Your instructions:
Transcribe the records that follow. Keep every word exactly, and drop the pictures.

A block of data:
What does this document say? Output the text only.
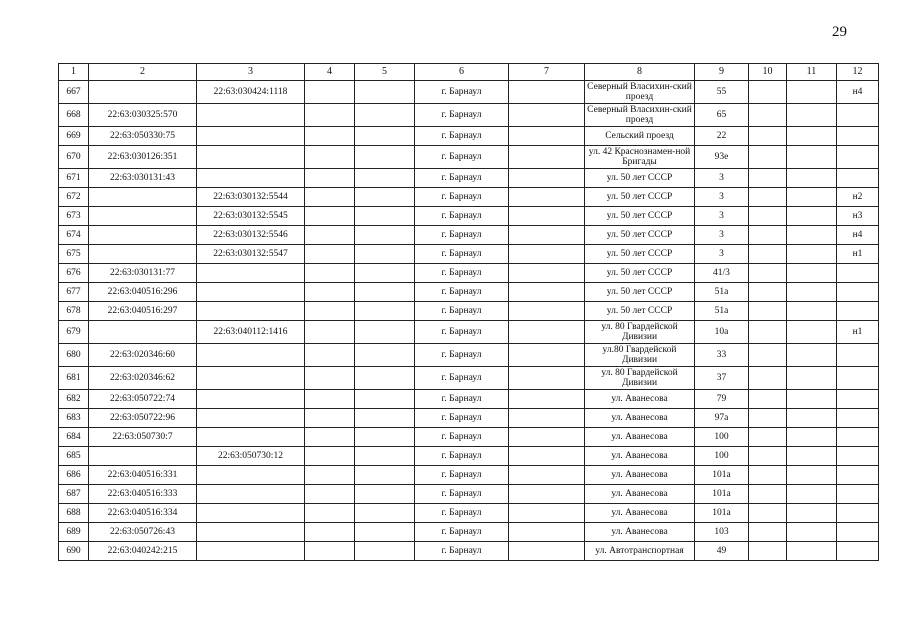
29
1	2	3	4	5	6	7	8	9	10	11	12
667		22:63:030424:1118			г. Барнаул		Северный Власихин-ский проезд	55			н4
668	22:63:030325:570				г. Барнаул		Северный Власихин-ский проезд	65			
669	22:63:050330:75				г. Барнаул		Сельский проезд	22			
670	22:63:030126:351				г. Барнаул		ул. 42 Краснознамен-ной Бригады	93е			
671	22:63:030131:43				г. Барнаул		ул. 50 лет СССР	3			
672		22:63:030132:5544			г. Барнаул		ул. 50 лет СССР	3			н2
673		22:63:030132:5545			г. Барнаул		ул. 50 лет СССР	3			н3
674		22:63:030132:5546			г. Барнаул		ул. 50 лет СССР	3			н4
675		22:63:030132:5547			г. Барнаул		ул. 50 лет СССР	3			н1
676	22:63:030131:77				г. Барнаул		ул. 50 лет СССР	41/3			
677	22:63:040516:296				г. Барнаул		ул. 50 лет СССР	51а			
678	22:63:040516:297				г. Барнаул		ул. 50 лет СССР	51а			
679		22:63:040112:1416			г. Барнаул		ул. 80 Гвардейской Дивизии	10а			н1
680	22:63:020346:60				г. Барнаул		ул.80 Гвардейской Дивизии	33			
681	22:63:020346:62				г. Барнаул		ул. 80 Гвардейской Дивизии	37			
682	22:63:050722:74				г. Барнаул		ул. Аванесова	79			
683	22:63:050722:96				г. Барнаул		ул. Аванесова	97а			
684	22:63:050730:7				г. Барнаул		ул. Аванесова	100			
685		22:63:050730:12			г. Барнаул		ул. Аванесова	100			
686	22:63:040516:331				г. Барнаул		ул. Аванесова	101а			
687	22:63:040516:333				г. Барнаул		ул. Аванесова	101а			
688	22:63:040516:334				г. Барнаул		ул. Аванесова	101а			
689	22:63:050726:43				г. Барнаул		ул. Аванесова	103			
690	22:63:040242:215				г. Барнаул		ул. Автотранспортная	49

Result for this exercise:
What does this document say? Output the text only.
29
1	2	3	4	5	6	7	8	9	10	11	12
667		22:63:030424:1118			г. Барнаул		Северный Власихин-ский проезд	55			н4
668	22:63:030325:570				г. Барнаул		Северный Власихин-ский проезд	65			
669	22:63:050330:75				г. Барнаул		Сельский проезд	22			
670	22:63:030126:351				г. Барнаул		ул. 42 Краснознамен-ной Бригады	93е			
671	22:63:030131:43				г. Барнаул		ул. 50 лет СССР	3			
672		22:63:030132:5544			г. Барнаул		ул. 50 лет СССР	3			н2
673		22:63:030132:5545			г. Барнаул		ул. 50 лет СССР	3			н3
674		22:63:030132:5546			г. Барнаул		ул. 50 лет СССР	3			н4
675		22:63:030132:5547			г. Барнаул		ул. 50 лет СССР	3			н1
676	22:63:030131:77				г. Барнаул		ул. 50 лет СССР	41/3			
677	22:63:040516:296				г. Барнаул		ул. 50 лет СССР	51а			
678	22:63:040516:297				г. Барнаул		ул. 50 лет СССР	51а			
679		22:63:040112:1416			г. Барнаул		ул. 80 Гвардейской Дивизии	10а			н1
680	22:63:020346:60				г. Барнаул		ул.80 Гвардейской Дивизии	33			
681	22:63:020346:62				г. Барнаул		ул. 80 Гвардейской Дивизии	37			
682	22:63:050722:74				г. Барнаул		ул. Аванесова	79			
683	22:63:050722:96				г. Барнаул		ул. Аванесова	97а			
684	22:63:050730:7				г. Барнаул		ул. Аванесова	100			
685		22:63:050730:12			г. Барнаул		ул. Аванесова	100			
686	22:63:040516:331				г. Барнаул		ул. Аванесова	101а			
687	22:63:040516:333				г. Барнаул		ул. Аванесова	101а			
688	22:63:040516:334				г. Барнаул		ул. Аванесова	101а			
689	22:63:050726:43				г. Барнаул		ул. Аванесова	103			
690	22:63:040242:215				г. Барнаул		ул. Автотранспортная	49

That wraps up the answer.